The records that follow are to be repeated without alteration.

**** Records provided

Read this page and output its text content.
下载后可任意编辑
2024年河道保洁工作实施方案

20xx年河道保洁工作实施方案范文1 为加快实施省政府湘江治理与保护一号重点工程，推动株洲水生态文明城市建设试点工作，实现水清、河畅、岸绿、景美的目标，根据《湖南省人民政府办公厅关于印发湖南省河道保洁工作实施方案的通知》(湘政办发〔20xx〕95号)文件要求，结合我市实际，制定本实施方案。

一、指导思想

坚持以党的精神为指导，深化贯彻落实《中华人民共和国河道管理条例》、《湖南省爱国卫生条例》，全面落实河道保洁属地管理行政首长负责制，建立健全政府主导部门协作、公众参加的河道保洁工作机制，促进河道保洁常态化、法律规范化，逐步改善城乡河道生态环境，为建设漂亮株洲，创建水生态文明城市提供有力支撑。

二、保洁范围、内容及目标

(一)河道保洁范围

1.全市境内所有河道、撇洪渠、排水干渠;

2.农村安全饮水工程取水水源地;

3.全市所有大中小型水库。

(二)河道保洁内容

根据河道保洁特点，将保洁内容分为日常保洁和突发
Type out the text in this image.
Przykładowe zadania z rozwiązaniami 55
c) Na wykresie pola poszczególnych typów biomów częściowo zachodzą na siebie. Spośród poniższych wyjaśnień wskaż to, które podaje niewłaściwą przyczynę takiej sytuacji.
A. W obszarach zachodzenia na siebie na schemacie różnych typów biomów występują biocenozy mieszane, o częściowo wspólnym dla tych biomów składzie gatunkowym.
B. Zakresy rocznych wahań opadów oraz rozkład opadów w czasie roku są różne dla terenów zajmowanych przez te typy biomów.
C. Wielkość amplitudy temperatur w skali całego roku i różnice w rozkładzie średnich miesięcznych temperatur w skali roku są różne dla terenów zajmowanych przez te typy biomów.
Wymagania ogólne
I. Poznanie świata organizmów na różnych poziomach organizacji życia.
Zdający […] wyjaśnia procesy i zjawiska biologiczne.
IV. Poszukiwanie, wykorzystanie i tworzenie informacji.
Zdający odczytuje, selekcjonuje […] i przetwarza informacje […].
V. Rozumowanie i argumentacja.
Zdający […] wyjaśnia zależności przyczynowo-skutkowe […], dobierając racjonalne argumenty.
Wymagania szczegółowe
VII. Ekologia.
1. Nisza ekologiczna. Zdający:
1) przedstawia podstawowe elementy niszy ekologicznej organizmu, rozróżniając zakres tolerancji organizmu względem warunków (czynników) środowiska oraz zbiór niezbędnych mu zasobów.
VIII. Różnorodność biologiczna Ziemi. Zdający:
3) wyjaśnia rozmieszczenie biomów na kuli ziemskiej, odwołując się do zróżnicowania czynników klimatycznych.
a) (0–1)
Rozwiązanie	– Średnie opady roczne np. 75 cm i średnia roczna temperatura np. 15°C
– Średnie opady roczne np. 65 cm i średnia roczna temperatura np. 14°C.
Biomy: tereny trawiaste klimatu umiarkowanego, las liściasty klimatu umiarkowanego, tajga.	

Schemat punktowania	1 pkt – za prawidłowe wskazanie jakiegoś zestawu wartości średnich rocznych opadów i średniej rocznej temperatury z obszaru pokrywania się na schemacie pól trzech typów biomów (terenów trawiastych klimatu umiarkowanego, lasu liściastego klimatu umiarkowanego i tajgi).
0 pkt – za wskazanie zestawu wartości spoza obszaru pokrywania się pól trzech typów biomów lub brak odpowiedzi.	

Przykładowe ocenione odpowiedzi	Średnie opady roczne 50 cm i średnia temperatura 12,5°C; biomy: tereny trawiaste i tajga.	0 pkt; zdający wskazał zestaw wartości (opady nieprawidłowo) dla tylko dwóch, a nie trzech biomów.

********

■ **Exercise response**
Read this page and output its text content.
下载后可任意编辑
2024年河道保洁工作实施方案

20xx年河道保洁工作实施方案范文1 为加快实施省政府湘江治理与保护一号重点工程，推动株洲水生态文明城市建设试点工作，实现水清、河畅、岸绿、景美的目标，根据《湖南省人民政府办公厅关于印发湖南省河道保洁工作实施方案的通知》(湘政办发〔20xx〕95号)文件要求，结合我市实际，制定本实施方案。

一、指导思想

坚持以党的精神为指导，深化贯彻落实《中华人民共和国河道管理条例》、《湖南省爱国卫生条例》，全面落实河道保洁属地管理行政首长负责制，建立健全政府主导部门协作、公众参加的河道保洁工作机制，促进河道保洁常态化、法律规范化，逐步改善城乡河道生态环境，为建设漂亮株洲，创建水生态文明城市提供有力支撑。

二、保洁范围、内容及目标

(一)河道保洁范围

1.全市境内所有河道、撇洪渠、排水干渠;

2.农村安全饮水工程取水水源地;

3.全市所有大中小型水库。

(二)河道保洁内容

根据河道保洁特点，将保洁内容分为日常保洁和突发
Type out the text in this image.
Przykładowe zadania z rozwiązaniami 55
c) Na wykresie pola poszczególnych typów biomów częściowo zachodzą na siebie. Spośród poniższych wyjaśnień wskaż to, które podaje niewłaściwą przyczynę takiej sytuacji.
A. W obszarach zachodzenia na siebie na schemacie różnych typów biomów występują biocenozy mieszane, o częściowo wspólnym dla tych biomów składzie gatunkowym.
B. Zakresy rocznych wahań opadów oraz rozkład opadów w czasie roku są różne dla terenów zajmowanych przez te typy biomów.
C. Wielkość amplitudy temperatur w skali całego roku i różnice w rozkładzie średnich miesięcznych temperatur w skali roku są różne dla terenów zajmowanych przez te typy biomów.
Wymagania ogólne
I. Poznanie świata organizmów na różnych poziomach organizacji życia.
Zdający […] wyjaśnia procesy i zjawiska biologiczne.
IV. Poszukiwanie, wykorzystanie i tworzenie informacji.
Zdający odczytuje, selekcjonuje […] i przetwarza informacje […].
V. Rozumowanie i argumentacja.
Zdający […] wyjaśnia zależności przyczynowo-skutkowe […], dobierając racjonalne argumenty.
Wymagania szczegółowe
VII. Ekologia.
1. Nisza ekologiczna. Zdający:
1) przedstawia podstawowe elementy niszy ekologicznej organizmu, rozróżniając zakres tolerancji organizmu względem warunków (czynników) środowiska oraz zbiór niezbędnych mu zasobów.
VIII. Różnorodność biologiczna Ziemi. Zdający:
3) wyjaśnia rozmieszczenie biomów na kuli ziemskiej, odwołując się do zróżnicowania czynników klimatycznych.
a) (0–1)
Rozwiązanie	– Średnie opady roczne np. 75 cm i średnia roczna temperatura np. 15°C
– Średnie opady roczne np. 65 cm i średnia roczna temperatura np. 14°C.
Biomy: tereny trawiaste klimatu umiarkowanego, las liściasty klimatu umiarkowanego, tajga.	

Schemat punktowania	1 pkt – za prawidłowe wskazanie jakiegoś zestawu wartości średnich rocznych opadów i średniej rocznej temperatury z obszaru pokrywania się na schemacie pól trzech typów biomów (terenów trawiastych klimatu umiarkowanego, lasu liściastego klimatu umiarkowanego i tajgi).
0 pkt – za wskazanie zestawu wartości spoza obszaru pokrywania się pól trzech typów biomów lub brak odpowiedzi.	

Przykładowe ocenione odpowiedzi	Średnie opady roczne 50 cm i średnia temperatura 12,5°C; biomy: tereny trawiaste i tajga.	0 pkt; zdający wskazał zestaw wartości (opady nieprawidłowo) dla tylko dwóch, a nie trzech biomów.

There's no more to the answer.